:: SHORT PROBLEM ::
Report the count of lines holding "Fellowship" in the records, with no other words.

:: INPUT ::
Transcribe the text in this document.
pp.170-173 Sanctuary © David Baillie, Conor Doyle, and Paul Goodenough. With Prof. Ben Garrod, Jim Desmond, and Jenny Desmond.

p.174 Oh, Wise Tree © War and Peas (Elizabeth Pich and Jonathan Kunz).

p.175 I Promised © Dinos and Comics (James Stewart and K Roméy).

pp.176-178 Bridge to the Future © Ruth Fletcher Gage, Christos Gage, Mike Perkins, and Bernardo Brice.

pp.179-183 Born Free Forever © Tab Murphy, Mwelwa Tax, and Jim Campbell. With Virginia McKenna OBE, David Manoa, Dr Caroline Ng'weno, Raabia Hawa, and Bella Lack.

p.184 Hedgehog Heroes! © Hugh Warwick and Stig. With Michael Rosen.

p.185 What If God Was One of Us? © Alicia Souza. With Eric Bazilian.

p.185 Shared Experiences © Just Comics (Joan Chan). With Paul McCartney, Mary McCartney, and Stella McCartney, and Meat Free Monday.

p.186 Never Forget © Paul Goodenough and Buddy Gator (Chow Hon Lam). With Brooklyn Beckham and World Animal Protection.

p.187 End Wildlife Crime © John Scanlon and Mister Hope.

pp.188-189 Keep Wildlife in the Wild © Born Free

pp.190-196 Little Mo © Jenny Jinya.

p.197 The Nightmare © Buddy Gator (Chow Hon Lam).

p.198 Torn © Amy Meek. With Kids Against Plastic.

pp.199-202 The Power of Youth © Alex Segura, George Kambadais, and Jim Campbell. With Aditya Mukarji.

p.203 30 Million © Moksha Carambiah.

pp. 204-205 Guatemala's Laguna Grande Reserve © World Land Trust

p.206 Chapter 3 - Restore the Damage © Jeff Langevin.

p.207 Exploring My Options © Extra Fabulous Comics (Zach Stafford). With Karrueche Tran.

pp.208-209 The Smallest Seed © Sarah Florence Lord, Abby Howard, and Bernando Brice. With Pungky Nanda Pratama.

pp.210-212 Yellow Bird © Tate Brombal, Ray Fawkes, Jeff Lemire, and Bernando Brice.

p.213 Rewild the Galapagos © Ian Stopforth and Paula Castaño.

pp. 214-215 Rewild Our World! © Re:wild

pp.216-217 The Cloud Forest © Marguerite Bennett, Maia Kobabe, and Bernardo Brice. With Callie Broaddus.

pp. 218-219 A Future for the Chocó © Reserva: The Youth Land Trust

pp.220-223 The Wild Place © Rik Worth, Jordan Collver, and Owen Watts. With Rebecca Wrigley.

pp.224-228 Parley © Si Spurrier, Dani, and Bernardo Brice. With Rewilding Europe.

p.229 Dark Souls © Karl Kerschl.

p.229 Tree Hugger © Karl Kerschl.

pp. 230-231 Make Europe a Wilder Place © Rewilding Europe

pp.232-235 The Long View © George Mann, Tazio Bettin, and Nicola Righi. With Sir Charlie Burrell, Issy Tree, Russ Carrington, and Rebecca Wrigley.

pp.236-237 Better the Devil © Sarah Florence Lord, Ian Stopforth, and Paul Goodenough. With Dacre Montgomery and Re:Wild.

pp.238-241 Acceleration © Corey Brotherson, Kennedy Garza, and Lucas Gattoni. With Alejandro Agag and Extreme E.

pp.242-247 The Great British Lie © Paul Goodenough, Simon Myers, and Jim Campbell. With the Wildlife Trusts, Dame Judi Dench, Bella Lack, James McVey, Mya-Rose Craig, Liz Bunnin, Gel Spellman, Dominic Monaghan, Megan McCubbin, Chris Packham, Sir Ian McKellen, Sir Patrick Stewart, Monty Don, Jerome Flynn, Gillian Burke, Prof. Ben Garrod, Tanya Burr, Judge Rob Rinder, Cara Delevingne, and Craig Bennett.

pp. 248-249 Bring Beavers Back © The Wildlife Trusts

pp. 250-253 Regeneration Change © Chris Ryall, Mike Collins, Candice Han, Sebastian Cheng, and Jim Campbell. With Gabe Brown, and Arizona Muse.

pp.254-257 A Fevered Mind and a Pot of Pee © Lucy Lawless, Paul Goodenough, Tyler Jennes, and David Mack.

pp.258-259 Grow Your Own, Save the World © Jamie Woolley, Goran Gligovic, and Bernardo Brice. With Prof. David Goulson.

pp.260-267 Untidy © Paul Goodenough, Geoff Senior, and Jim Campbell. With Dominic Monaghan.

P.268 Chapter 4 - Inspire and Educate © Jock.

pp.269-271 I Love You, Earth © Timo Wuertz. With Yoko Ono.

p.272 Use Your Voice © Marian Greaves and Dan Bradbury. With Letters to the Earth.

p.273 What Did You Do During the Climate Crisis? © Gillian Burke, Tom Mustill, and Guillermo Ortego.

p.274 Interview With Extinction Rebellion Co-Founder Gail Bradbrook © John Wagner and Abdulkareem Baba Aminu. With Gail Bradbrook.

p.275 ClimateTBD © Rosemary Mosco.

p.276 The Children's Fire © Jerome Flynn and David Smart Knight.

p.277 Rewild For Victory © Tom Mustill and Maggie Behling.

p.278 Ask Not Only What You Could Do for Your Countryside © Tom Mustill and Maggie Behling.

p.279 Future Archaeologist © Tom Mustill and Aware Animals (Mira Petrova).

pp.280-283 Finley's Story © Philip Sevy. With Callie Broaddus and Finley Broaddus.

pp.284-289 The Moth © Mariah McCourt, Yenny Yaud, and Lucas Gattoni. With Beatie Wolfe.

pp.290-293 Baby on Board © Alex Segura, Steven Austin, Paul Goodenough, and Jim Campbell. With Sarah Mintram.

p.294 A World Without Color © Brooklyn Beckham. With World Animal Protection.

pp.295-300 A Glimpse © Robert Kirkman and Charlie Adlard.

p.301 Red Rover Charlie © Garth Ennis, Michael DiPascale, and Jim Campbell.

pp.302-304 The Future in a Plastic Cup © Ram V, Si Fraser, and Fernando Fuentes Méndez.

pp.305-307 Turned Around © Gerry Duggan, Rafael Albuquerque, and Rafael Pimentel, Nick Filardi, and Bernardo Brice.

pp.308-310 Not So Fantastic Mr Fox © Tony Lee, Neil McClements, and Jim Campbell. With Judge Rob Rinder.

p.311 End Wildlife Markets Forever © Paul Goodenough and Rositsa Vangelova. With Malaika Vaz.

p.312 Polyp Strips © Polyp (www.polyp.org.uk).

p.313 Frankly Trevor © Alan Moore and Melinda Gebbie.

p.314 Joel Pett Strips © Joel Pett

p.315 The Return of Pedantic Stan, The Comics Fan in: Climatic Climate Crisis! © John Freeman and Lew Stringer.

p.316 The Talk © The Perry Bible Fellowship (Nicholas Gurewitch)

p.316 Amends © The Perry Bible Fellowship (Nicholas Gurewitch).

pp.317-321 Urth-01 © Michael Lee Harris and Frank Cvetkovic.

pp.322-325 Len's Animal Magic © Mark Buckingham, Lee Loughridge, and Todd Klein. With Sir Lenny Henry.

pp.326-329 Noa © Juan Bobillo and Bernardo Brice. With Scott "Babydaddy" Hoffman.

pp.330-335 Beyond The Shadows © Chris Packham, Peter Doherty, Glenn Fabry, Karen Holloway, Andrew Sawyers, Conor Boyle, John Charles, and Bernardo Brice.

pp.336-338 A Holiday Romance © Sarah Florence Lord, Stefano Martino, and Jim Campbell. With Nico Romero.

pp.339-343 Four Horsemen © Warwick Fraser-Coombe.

:: RESULT ::
2